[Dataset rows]

((

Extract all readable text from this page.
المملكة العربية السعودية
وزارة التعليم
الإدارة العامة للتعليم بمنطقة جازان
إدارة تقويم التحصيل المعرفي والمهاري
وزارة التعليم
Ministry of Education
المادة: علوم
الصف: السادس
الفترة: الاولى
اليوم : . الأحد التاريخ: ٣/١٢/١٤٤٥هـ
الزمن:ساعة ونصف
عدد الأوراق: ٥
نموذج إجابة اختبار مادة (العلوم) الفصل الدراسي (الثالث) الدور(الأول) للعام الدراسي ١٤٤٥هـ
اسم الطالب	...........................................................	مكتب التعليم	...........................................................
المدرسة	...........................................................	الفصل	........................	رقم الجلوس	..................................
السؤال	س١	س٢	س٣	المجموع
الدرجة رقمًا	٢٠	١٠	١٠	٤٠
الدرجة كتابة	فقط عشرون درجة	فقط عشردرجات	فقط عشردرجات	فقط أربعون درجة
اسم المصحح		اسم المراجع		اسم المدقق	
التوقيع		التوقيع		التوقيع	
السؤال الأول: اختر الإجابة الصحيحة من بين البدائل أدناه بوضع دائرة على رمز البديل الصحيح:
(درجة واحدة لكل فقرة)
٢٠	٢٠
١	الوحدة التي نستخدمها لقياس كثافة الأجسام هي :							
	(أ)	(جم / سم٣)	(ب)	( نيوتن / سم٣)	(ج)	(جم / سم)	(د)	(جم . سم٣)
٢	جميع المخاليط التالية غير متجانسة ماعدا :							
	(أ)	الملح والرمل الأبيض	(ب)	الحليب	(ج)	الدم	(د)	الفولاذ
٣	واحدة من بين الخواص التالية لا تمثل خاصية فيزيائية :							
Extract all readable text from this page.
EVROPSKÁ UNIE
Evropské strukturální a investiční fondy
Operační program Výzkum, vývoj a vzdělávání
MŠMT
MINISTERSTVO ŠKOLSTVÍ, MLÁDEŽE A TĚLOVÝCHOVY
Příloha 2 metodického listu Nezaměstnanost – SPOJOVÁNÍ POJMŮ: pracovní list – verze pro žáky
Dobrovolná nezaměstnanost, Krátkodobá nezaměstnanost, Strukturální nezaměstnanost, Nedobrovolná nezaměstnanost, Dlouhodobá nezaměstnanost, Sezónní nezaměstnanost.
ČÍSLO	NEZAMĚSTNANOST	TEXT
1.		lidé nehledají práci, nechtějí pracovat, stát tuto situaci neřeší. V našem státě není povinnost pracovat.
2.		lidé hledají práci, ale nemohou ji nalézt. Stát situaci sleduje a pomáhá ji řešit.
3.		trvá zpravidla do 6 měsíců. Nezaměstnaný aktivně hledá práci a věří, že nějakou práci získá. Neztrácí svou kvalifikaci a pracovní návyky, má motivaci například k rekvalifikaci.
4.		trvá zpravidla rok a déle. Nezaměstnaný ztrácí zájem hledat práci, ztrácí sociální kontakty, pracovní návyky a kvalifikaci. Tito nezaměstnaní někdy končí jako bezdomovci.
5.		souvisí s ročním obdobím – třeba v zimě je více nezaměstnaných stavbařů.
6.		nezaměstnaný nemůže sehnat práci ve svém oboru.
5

))

**YOUR INSTRUCTIONS**
Extract each line of the material exactly as it stands.

**THE ANSWER**
Extract all readable text from this page.
المملكة العربية السعودية
وزارة التعليم
الإدارة العامة للتعليم بمنطقة جازان
إدارة تقويم التحصيل المعرفي والمهاري
وزارة التعليم
Ministry of Education
المادة: علوم
الصف: السادس
الفترة: الاولى
اليوم : . الأحد التاريخ: ٣/١٢/١٤٤٥هـ
الزمن:ساعة ونصف
عدد الأوراق: ٥
نموذج إجابة اختبار مادة (العلوم) الفصل الدراسي (الثالث) الدور(الأول) للعام الدراسي ١٤٤٥هـ
اسم الطالب	...........................................................	مكتب التعليم	...........................................................
المدرسة	...........................................................	الفصل	........................	رقم الجلوس	..................................
السؤال	س١	س٢	س٣	المجموع
الدرجة رقمًا	٢٠	١٠	١٠	٤٠
الدرجة كتابة	فقط عشرون درجة	فقط عشردرجات	فقط عشردرجات	فقط أربعون درجة
اسم المصحح		اسم المراجع		اسم المدقق	
التوقيع		التوقيع		التوقيع	
السؤال الأول: اختر الإجابة الصحيحة من بين البدائل أدناه بوضع دائرة على رمز البديل الصحيح:
(درجة واحدة لكل فقرة)
٢٠	٢٠
١	الوحدة التي نستخدمها لقياس كثافة الأجسام هي :							
	(أ)	(جم / سم٣)	(ب)	( نيوتن / سم٣)	(ج)	(جم / سم)	(د)	(جم . سم٣)
٢	جميع المخاليط التالية غير متجانسة ماعدا :							
	(أ)	الملح والرمل الأبيض	(ب)	الحليب	(ج)	الدم	(د)	الفولاذ
٣	واحدة من بين الخواص التالية لا تمثل خاصية فيزيائية :							
Extract all readable text from this page.
EVROPSKÁ UNIE
Evropské strukturální a investiční fondy
Operační program Výzkum, vývoj a vzdělávání
MŠMT
MINISTERSTVO ŠKOLSTVÍ, MLÁDEŽE A TĚLOVÝCHOVY
Příloha 2 metodického listu Nezaměstnanost – SPOJOVÁNÍ POJMŮ: pracovní list – verze pro žáky
Dobrovolná nezaměstnanost, Krátkodobá nezaměstnanost, Strukturální nezaměstnanost, Nedobrovolná nezaměstnanost, Dlouhodobá nezaměstnanost, Sezónní nezaměstnanost.
ČÍSLO	NEZAMĚSTNANOST	TEXT
1.		lidé nehledají práci, nechtějí pracovat, stát tuto situaci neřeší. V našem státě není povinnost pracovat.
2.		lidé hledají práci, ale nemohou ji nalézt. Stát situaci sleduje a pomáhá ji řešit.
3.		trvá zpravidla do 6 měsíců. Nezaměstnaný aktivně hledá práci a věří, že nějakou práci získá. Neztrácí svou kvalifikaci a pracovní návyky, má motivaci například k rekvalifikaci.
4.		trvá zpravidla rok a déle. Nezaměstnaný ztrácí zájem hledat práci, ztrácí sociální kontakty, pracovní návyky a kvalifikaci. Tito nezaměstnaní někdy končí jako bezdomovci.
5.		souvisí s ročním obdobím – třeba v zimě je více nezaměstnaných stavbařů.
6.		nezaměstnaný nemůže sehnat práci ve svém oboru.
5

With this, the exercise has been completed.